LISTED ENTRIES
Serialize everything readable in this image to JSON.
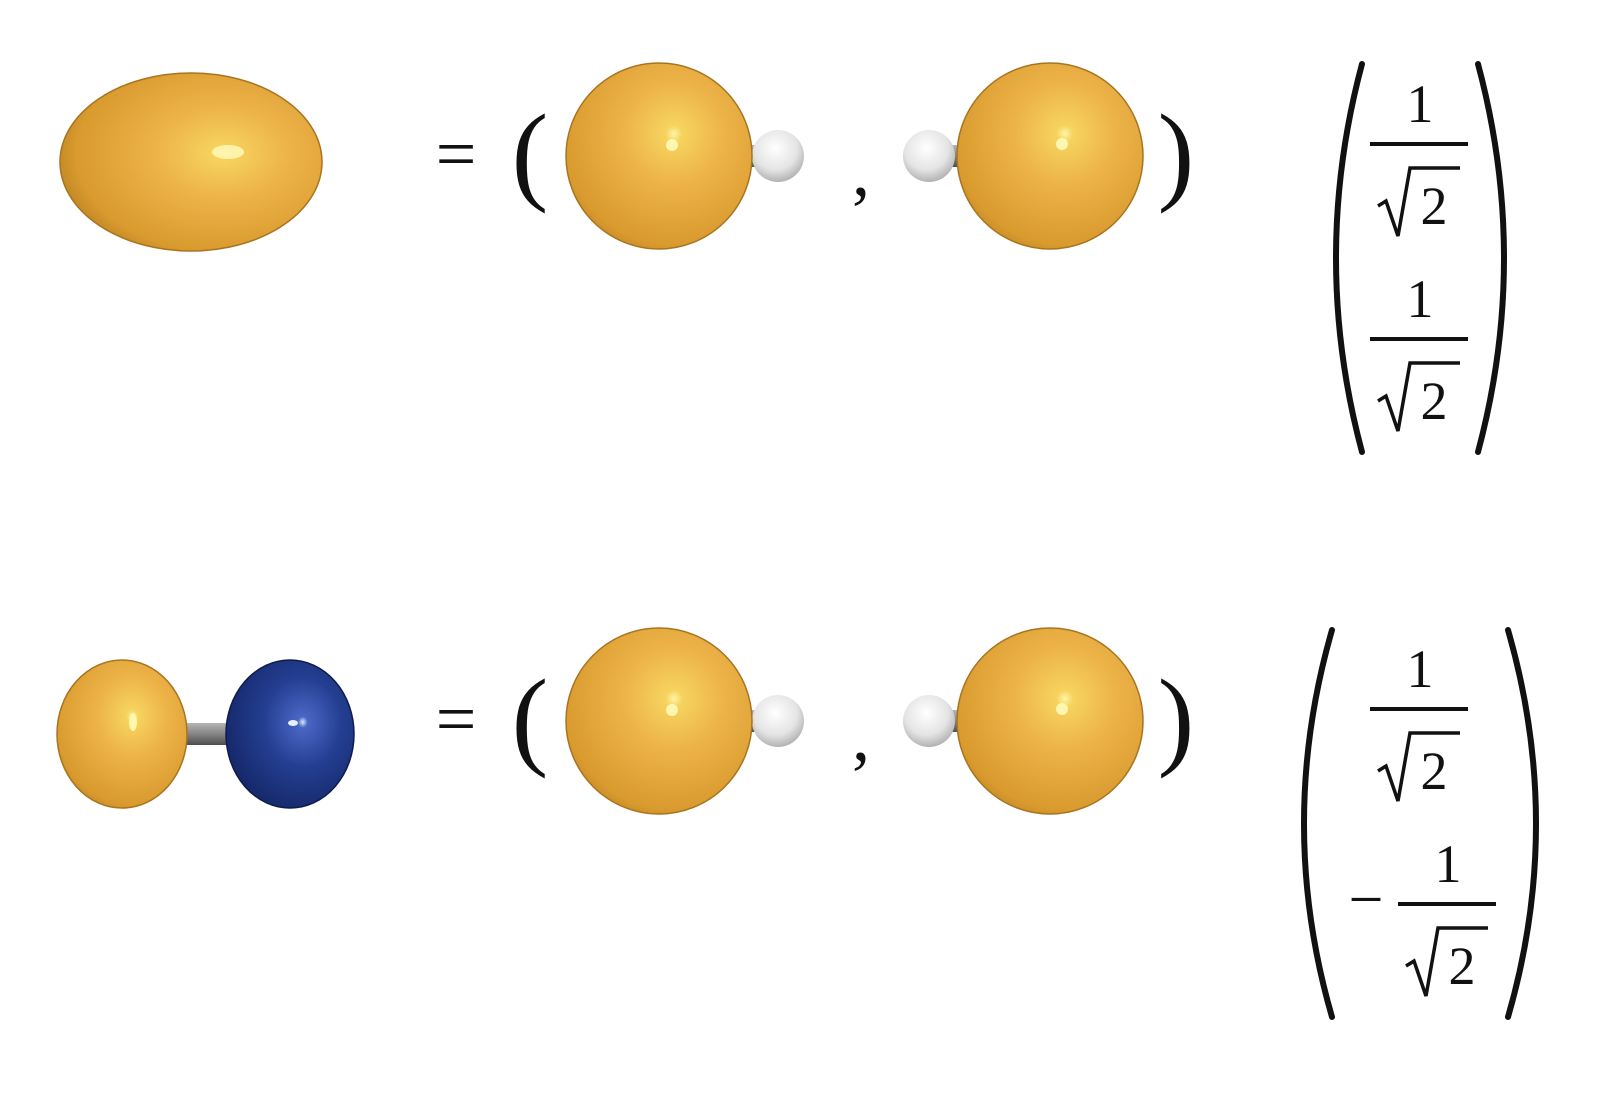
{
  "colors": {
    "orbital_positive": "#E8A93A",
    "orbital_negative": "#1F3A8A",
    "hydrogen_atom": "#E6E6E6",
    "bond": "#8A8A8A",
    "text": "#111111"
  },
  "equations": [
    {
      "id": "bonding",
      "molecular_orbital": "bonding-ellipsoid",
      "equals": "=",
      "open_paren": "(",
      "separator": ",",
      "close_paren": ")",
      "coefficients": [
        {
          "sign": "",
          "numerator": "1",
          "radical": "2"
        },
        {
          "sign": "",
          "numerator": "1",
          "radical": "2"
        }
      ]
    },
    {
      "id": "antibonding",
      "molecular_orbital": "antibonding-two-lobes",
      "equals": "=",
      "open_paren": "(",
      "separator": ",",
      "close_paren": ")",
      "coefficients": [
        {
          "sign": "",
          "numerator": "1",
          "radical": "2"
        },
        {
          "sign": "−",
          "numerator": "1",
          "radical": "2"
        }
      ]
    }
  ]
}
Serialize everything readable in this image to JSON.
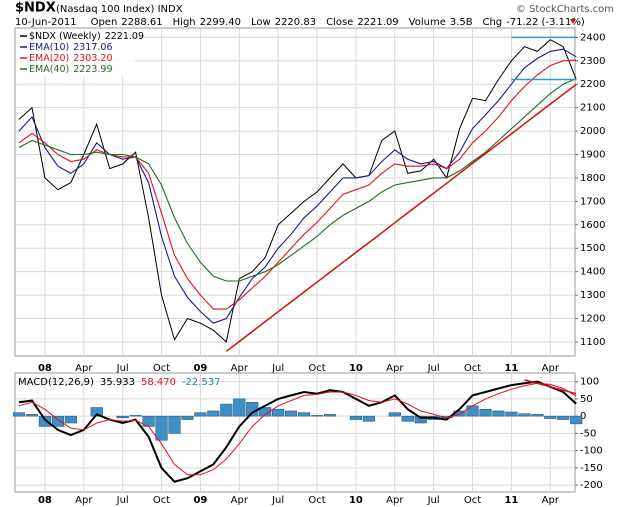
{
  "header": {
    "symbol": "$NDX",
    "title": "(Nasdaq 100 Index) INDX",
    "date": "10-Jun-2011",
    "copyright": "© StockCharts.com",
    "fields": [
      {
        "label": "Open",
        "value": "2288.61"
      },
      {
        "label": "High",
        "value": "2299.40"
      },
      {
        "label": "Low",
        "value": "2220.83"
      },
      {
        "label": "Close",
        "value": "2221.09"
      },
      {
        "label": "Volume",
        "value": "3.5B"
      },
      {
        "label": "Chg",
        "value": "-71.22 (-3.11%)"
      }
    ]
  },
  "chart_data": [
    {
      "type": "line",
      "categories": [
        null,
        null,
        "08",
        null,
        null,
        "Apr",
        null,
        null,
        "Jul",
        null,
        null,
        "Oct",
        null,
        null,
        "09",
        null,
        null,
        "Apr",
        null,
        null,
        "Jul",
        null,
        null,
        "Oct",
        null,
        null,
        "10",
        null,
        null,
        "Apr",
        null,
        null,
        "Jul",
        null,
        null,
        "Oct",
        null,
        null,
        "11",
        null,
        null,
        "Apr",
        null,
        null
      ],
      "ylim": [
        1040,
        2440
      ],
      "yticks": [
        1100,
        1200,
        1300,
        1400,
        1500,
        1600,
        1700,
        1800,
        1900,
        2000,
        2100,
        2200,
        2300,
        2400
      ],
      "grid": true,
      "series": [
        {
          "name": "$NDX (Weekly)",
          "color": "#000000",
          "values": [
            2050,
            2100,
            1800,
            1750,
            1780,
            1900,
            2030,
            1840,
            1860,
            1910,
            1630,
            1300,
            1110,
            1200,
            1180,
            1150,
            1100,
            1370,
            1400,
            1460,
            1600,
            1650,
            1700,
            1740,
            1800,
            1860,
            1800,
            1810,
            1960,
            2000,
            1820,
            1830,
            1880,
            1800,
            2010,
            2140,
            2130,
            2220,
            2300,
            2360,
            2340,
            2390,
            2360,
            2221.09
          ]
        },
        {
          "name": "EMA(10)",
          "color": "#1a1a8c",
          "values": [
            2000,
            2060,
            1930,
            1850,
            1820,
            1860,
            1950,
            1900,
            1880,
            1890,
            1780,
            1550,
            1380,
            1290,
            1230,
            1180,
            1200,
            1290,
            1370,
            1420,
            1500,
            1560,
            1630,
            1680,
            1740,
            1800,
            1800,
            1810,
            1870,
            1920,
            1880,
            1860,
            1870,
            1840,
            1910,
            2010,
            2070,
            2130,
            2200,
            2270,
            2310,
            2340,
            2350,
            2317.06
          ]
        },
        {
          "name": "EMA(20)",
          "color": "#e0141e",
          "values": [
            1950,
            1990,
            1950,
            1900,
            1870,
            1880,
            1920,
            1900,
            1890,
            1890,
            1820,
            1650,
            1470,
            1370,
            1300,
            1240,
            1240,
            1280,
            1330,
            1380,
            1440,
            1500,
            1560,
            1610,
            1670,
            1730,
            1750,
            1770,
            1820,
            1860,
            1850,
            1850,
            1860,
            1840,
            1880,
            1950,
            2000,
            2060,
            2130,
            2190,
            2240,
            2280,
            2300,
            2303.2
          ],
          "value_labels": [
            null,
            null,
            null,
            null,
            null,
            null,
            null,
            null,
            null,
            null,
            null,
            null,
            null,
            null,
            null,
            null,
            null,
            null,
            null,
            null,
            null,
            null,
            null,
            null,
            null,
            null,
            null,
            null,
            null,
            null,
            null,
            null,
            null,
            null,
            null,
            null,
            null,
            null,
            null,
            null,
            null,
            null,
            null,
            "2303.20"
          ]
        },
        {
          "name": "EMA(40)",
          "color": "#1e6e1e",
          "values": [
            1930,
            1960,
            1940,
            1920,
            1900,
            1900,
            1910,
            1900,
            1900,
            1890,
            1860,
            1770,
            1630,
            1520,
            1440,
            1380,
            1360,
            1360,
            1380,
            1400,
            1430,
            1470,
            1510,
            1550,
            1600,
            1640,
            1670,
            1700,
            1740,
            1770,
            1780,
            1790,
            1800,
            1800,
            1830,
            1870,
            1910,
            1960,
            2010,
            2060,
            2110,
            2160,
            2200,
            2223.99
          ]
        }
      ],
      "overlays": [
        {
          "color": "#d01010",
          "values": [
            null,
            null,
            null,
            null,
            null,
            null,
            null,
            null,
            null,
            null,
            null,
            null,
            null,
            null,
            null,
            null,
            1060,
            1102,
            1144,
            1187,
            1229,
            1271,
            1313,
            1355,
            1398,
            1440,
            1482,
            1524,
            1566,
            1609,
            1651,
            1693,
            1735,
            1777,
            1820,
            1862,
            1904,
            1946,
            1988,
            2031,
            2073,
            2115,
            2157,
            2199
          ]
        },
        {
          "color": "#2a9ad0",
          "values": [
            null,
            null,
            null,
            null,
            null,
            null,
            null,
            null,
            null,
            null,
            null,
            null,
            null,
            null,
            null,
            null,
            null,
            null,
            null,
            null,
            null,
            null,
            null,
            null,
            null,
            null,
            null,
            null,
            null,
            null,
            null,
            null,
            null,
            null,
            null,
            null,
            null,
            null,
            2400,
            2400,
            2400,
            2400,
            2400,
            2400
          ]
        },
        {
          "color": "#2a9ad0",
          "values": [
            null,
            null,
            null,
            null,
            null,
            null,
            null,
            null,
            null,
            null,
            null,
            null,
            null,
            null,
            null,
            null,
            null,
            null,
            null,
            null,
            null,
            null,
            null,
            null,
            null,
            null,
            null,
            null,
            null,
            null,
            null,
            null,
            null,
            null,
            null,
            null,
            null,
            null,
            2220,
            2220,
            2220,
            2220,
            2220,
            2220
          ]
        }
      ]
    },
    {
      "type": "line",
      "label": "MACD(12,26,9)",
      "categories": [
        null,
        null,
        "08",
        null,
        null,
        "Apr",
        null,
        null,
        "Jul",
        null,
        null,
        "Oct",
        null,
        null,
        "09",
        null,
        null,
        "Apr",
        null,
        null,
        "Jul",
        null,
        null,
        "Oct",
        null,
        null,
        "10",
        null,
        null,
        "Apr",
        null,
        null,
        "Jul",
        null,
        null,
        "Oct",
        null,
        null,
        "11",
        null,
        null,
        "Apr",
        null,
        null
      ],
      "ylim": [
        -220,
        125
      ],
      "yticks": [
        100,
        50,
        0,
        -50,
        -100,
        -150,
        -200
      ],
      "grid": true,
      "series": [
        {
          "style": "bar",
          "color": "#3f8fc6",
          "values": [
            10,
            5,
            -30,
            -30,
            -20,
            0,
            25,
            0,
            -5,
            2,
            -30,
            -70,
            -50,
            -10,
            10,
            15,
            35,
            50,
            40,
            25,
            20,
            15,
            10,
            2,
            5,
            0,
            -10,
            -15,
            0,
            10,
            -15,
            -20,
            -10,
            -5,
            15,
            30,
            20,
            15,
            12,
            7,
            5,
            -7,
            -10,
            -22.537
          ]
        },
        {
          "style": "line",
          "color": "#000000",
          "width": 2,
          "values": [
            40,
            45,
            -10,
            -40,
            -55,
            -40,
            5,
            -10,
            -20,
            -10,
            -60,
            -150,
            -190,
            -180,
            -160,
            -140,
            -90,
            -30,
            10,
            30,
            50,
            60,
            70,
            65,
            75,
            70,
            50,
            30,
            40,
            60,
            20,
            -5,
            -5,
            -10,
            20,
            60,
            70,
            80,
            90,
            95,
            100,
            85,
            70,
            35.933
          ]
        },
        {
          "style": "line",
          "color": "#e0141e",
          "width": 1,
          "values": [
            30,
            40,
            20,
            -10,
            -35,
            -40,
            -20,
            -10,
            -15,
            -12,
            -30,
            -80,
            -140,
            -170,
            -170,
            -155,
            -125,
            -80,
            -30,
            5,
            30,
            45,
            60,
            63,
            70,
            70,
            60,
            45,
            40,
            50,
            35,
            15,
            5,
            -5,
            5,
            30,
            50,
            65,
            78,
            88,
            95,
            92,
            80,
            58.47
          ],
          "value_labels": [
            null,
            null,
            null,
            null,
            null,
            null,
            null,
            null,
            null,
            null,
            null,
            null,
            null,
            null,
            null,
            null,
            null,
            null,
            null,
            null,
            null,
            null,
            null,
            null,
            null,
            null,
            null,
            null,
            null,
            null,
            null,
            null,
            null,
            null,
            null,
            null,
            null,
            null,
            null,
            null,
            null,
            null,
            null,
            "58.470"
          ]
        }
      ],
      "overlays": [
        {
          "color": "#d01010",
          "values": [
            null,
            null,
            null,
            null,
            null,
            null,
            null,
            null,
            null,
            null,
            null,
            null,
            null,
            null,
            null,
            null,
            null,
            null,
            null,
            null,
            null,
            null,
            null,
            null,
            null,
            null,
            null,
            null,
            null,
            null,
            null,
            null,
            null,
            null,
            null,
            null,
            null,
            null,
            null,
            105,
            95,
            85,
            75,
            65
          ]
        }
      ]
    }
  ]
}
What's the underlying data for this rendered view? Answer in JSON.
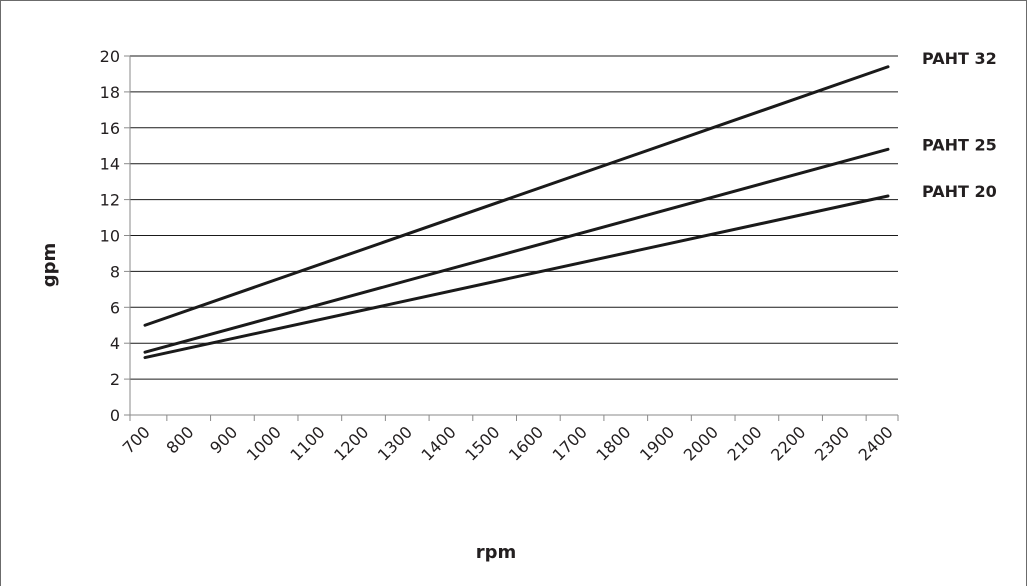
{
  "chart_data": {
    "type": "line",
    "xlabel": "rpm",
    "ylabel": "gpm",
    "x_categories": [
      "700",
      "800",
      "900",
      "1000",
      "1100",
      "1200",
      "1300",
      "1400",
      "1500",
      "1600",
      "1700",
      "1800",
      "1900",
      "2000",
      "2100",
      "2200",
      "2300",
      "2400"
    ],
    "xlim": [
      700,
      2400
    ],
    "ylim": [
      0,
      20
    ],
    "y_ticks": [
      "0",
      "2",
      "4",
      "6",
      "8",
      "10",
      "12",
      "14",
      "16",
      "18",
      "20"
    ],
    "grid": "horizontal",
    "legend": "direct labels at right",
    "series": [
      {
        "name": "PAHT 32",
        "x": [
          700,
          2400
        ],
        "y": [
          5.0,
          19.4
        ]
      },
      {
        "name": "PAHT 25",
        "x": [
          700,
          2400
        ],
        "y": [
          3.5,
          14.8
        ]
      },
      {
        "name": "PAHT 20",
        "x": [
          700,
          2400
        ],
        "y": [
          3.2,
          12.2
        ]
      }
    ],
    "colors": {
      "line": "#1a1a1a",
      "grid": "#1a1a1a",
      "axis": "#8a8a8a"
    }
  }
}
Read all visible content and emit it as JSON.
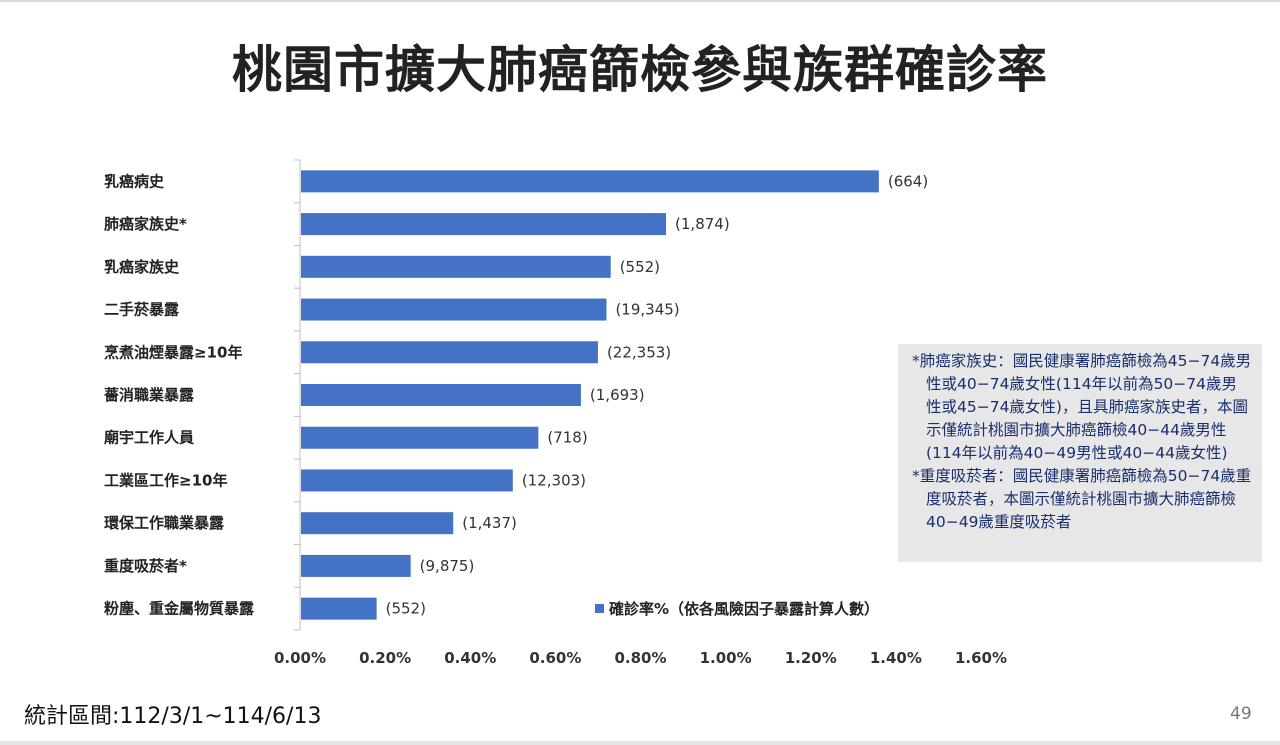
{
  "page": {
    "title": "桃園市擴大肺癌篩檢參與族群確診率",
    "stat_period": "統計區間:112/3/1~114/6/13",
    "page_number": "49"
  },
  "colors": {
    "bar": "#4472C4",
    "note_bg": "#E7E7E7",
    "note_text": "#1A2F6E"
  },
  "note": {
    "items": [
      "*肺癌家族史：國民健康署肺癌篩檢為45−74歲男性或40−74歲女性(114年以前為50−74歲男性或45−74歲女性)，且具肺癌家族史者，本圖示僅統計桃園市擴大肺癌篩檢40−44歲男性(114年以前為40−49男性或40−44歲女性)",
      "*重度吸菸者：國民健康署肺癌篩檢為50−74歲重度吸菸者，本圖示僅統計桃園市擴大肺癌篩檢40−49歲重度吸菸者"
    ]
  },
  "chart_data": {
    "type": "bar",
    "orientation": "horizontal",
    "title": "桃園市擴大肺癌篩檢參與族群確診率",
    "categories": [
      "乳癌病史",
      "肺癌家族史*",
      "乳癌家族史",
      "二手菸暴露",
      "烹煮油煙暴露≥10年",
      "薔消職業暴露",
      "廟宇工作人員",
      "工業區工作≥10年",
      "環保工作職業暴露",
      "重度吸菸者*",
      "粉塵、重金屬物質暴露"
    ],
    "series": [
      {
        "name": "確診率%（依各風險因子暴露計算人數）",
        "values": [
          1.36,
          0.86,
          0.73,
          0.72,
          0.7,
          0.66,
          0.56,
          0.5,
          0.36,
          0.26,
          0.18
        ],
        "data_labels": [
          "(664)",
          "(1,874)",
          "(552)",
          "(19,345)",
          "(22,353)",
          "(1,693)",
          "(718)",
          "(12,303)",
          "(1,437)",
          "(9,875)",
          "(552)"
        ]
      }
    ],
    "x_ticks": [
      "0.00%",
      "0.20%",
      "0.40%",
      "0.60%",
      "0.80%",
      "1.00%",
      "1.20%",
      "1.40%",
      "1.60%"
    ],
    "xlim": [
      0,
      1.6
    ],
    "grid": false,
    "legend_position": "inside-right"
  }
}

WHAT YOU HAVE TO DO
Go through the listing above and pull out each line containing the word "type".

FINAL RESULT
      "type": "line",
      "type": "line",
    "type": "line",
    "type": "bar",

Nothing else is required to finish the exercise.